[WRITTEN EXERCISE]
Repeat every line of the data below verbatim, omitting the pictures.

[RECORDS TO PROCESS]
________________

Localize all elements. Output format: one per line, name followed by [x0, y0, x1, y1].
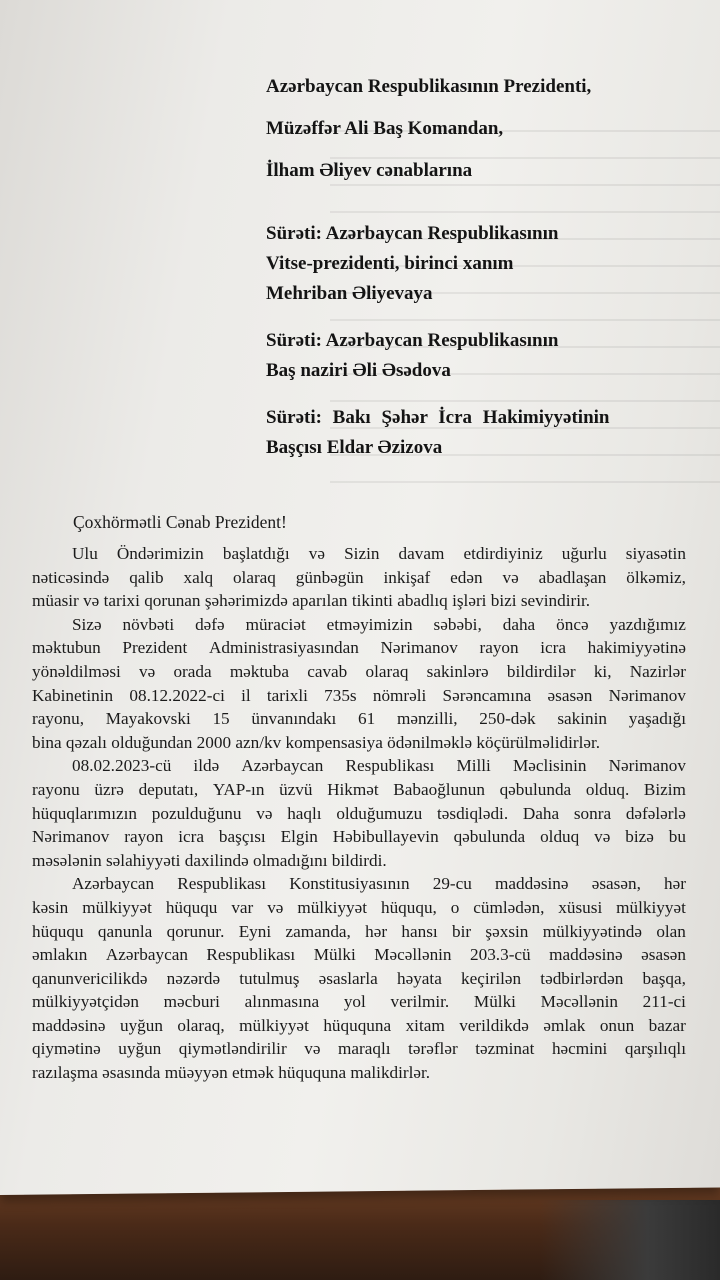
- paragraph-line: mülkiyyətçidən məcburi alınmasına yol verilmir. Mülki Məcəllənin 211-ci: [32, 992, 686, 1012]
- copy-recipient-line: Sürəti: Azərbaycan Respublikasının: [266, 223, 559, 244]
- paragraph-line: hüququ qanunla qorunur. Eyni zamanda, hər hansı bir şəxsin mülkiyyətində olan: [32, 921, 686, 941]
- paragraph-line: maddəsinə uyğun olaraq, mülkiyyət hüququna xitam verildikdə əmlak onun bazar: [32, 1015, 686, 1035]
- addressee-line: Müzəffər Ali Baş Komandan,: [266, 118, 504, 139]
- copy-recipient-block: [266, 326, 686, 386]
- paragraph-line: Nərimanov rayon icra başçısı Elgin Həbibullayevin qəbulunda olduq və bizə bu: [32, 827, 686, 847]
- background-object: [540, 1200, 720, 1280]
- letter-body: [32, 542, 686, 1085]
- paragraph-line: 08.02.2023-cü ildə Azərbaycan Respublikası Milli Məclisinin Nərimanov: [72, 756, 686, 776]
- paragraph: [32, 872, 686, 1084]
- paragraph-line: əmlakın Azərbaycan Respublikası Mülki Məcəllənin 203.3-cü maddəsinə əsasən: [32, 945, 686, 965]
- paragraph: [32, 542, 686, 613]
- salutation: Çoxhörmətli Cənab Prezident!: [73, 511, 287, 532]
- paragraph-line: kəsin mülkiyyət hüququ var və mülkiyyət hüququ, o cümlədən, xüsusi mülkiyyət: [32, 897, 686, 917]
- paragraph-line: qanunvericilikdə nəzərdə tutulmuş əsaslarla həyata keçirilən tədbirlərdən başqa,: [32, 968, 686, 988]
- paragraph-line: Kabinetinin 08.12.2022-ci il tarixli 735s nömrəli Sərəncamına əsasən Nərimanov: [32, 685, 686, 705]
- copy-recipient-block: [266, 403, 686, 463]
- paragraph: [32, 754, 686, 872]
- copy-recipient-line: Sürəti: Bakı Şəhər İcra Hakimiyyətinin: [266, 407, 610, 428]
- copy-recipient-line: Başçısı Eldar Əzizova: [266, 437, 443, 458]
- addressee-line: İlham Əliyev cənablarına: [266, 160, 473, 181]
- addressee-block: [266, 66, 686, 463]
- paragraph-line: Azərbaycan Respublikası Konstitusiyasının 29-cu maddəsinə əsasən, hər: [72, 874, 686, 894]
- paragraph-line: bina qəzalı olduğundan 2000 azn/kv kompensasiya ödənilməklə köçürülməlidirlər.: [32, 732, 601, 752]
- paragraph-line: Sizə növbəti dəfə müraciət etməyimizin səbəbi, daha öncə yazdığımız: [72, 614, 686, 634]
- paragraph-line: məsələnin səlahiyyəti daxilində olmadığını bildirdi.: [32, 850, 387, 870]
- copy-recipient-line: Vitse-prezidenti, birinci xanım: [266, 253, 514, 274]
- paragraph-line: yönəldilməsi və orada məktuba cavab olaraq sakinlərə bildirdilər ki, Nazirlər: [32, 661, 686, 681]
- paragraph-line: rayonu, Mayakovski 15 ünvanındakı 61 mənzilli, 250-dək sakinin yaşadığı: [32, 709, 686, 729]
- paragraph-line: nəticəsində qalib xalq olaraq günbəgün inkişaf edən və abadlaşan ölkəmiz,: [32, 567, 686, 587]
- copy-recipient-line: Sürəti: Azərbaycan Respublikasının: [266, 330, 559, 351]
- paragraph-line: Ulu Öndərimizin başlatdığı və Sizin davam etdirdiyiniz uğurlu siyasətin: [72, 544, 686, 563]
- addressee-line: Azərbaycan Respublikasının Prezidenti,: [266, 76, 592, 97]
- paragraph-line: müasir və tarixi qorunan şəhərimizdə aparılan tikinti abadlıq işləri bizi sevindirir.: [32, 591, 591, 611]
- paragraph: [32, 613, 686, 755]
- paragraph-line: məktubun Prezident Administrasiyasından Nərimanov rayon icra hakimiyyətinə: [32, 638, 686, 658]
- paragraph-line: razılaşma əsasında müəyyən etmək hüququna malikdirlər.: [32, 1063, 431, 1083]
- paragraph-line: qiymətinə uyğun qiymətləndirilir və maraqlı tərəflər təzminat həcmini qarşılıqlı: [32, 1039, 686, 1059]
- copy-recipient-line: Mehriban Əliyevaya: [266, 283, 433, 304]
- copy-recipient-block: [266, 219, 686, 309]
- paragraph-line: hüquqlarımızın pozulduğunu və haqlı olduğumuzu təsdiqlədi. Daha sonra dəfələrlə: [32, 803, 686, 823]
- paragraph-line: rayonu üzrə deputatı, YAP-ın üzvü Hikmət Babaoğlunun qəbulunda olduq. Bizim: [32, 779, 686, 799]
- copy-recipient-line: Baş naziri Əli Əsədova: [266, 360, 451, 381]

________________

[THE RESPONSE]
Localize all elements. Output format: one per line, name followed by [x0, y0, x1, y1].
- paragraph-line: mülkiyyətçidən məcburi alınmasına yol verilmir. Mülki Məcəllənin 211-ci: [32, 992, 686, 1012]
- copy-recipient-line: Sürəti: Azərbaycan Respublikasının: [266, 223, 559, 244]
- paragraph-line: hüququ qanunla qorunur. Eyni zamanda, hər hansı bir şəxsin mülkiyyətində olan: [32, 921, 686, 941]
- paragraph-line: maddəsinə uyğun olaraq, mülkiyyət hüququna xitam verildikdə əmlak onun bazar: [32, 1015, 686, 1035]
- addressee-line: Müzəffər Ali Baş Komandan,: [266, 118, 504, 139]
- copy-recipient-block: [266, 326, 686, 386]
- paragraph-line: Nərimanov rayon icra başçısı Elgin Həbibullayevin qəbulunda olduq və bizə bu: [32, 827, 686, 847]
- background-object: [540, 1200, 720, 1280]
- letter-body: [32, 542, 686, 1085]
- paragraph-line: 08.02.2023-cü ildə Azərbaycan Respublikası Milli Məclisinin Nərimanov: [72, 756, 686, 776]
- paragraph: [32, 872, 686, 1084]
- paragraph-line: əmlakın Azərbaycan Respublikası Mülki Məcəllənin 203.3-cü maddəsinə əsasən: [32, 945, 686, 965]
- paragraph: [32, 542, 686, 613]
- salutation: Çoxhörmətli Cənab Prezident!: [73, 511, 287, 532]
- paragraph-line: kəsin mülkiyyət hüququ var və mülkiyyət hüququ, o cümlədən, xüsusi mülkiyyət: [32, 897, 686, 917]
- paragraph-line: qanunvericilikdə nəzərdə tutulmuş əsaslarla həyata keçirilən tədbirlərdən başqa,: [32, 968, 686, 988]
- paragraph-line: Kabinetinin 08.12.2022-ci il tarixli 735s nömrəli Sərəncamına əsasən Nərimanov: [32, 685, 686, 705]
- copy-recipient-block: [266, 403, 686, 463]
- paragraph: [32, 754, 686, 872]
- copy-recipient-line: Sürəti: Bakı Şəhər İcra Hakimiyyətinin: [266, 407, 610, 428]
- copy-recipient-line: Başçısı Eldar Əzizova: [266, 437, 443, 458]
- addressee-line: İlham Əliyev cənablarına: [266, 160, 473, 181]
- addressee-block: [266, 66, 686, 463]
- paragraph-line: Azərbaycan Respublikası Konstitusiyasının 29-cu maddəsinə əsasən, hər: [72, 874, 686, 894]
- paragraph-line: bina qəzalı olduğundan 2000 azn/kv kompensasiya ödənilməklə köçürülməlidirlər.: [32, 732, 601, 752]
- paragraph-line: Sizə növbəti dəfə müraciət etməyimizin səbəbi, daha öncə yazdığımız: [72, 614, 686, 634]
- paragraph-line: məsələnin səlahiyyəti daxilində olmadığını bildirdi.: [32, 850, 387, 870]
- copy-recipient-line: Vitse-prezidenti, birinci xanım: [266, 253, 514, 274]
- paragraph-line: yönəldilməsi və orada məktuba cavab olaraq sakinlərə bildirdilər ki, Nazirlər: [32, 661, 686, 681]
- paragraph-line: rayonu, Mayakovski 15 ünvanındakı 61 mənzilli, 250-dək sakinin yaşadığı: [32, 709, 686, 729]
- paragraph-line: nəticəsində qalib xalq olaraq günbəgün inkişaf edən və abadlaşan ölkəmiz,: [32, 567, 686, 587]
- copy-recipient-line: Sürəti: Azərbaycan Respublikasının: [266, 330, 559, 351]
- paragraph-line: Ulu Öndərimizin başlatdığı və Sizin davam etdirdiyiniz uğurlu siyasətin: [72, 544, 686, 563]
- addressee-line: Azərbaycan Respublikasının Prezidenti,: [266, 76, 592, 97]
- paragraph-line: müasir və tarixi qorunan şəhərimizdə aparılan tikinti abadlıq işləri bizi sevindirir.: [32, 591, 591, 611]
- paragraph: [32, 613, 686, 755]
- paragraph-line: məktubun Prezident Administrasiyasından Nərimanov rayon icra hakimiyyətinə: [32, 638, 686, 658]
- paragraph-line: razılaşma əsasında müəyyən etmək hüququna malikdirlər.: [32, 1063, 431, 1083]
- paragraph-line: qiymətinə uyğun qiymətləndirilir və maraqlı tərəflər təzminat həcmini qarşılıqlı: [32, 1039, 686, 1059]
- copy-recipient-line: Mehriban Əliyevaya: [266, 283, 433, 304]
- copy-recipient-block: [266, 219, 686, 309]
- paragraph-line: hüquqlarımızın pozulduğunu və haqlı olduğumuzu təsdiqlədi. Daha sonra dəfələrlə: [32, 803, 686, 823]
- paragraph-line: rayonu üzrə deputatı, YAP-ın üzvü Hikmət Babaoğlunun qəbulunda olduq. Bizim: [32, 779, 686, 799]
- copy-recipient-line: Baş naziri Əli Əsədova: [266, 360, 451, 381]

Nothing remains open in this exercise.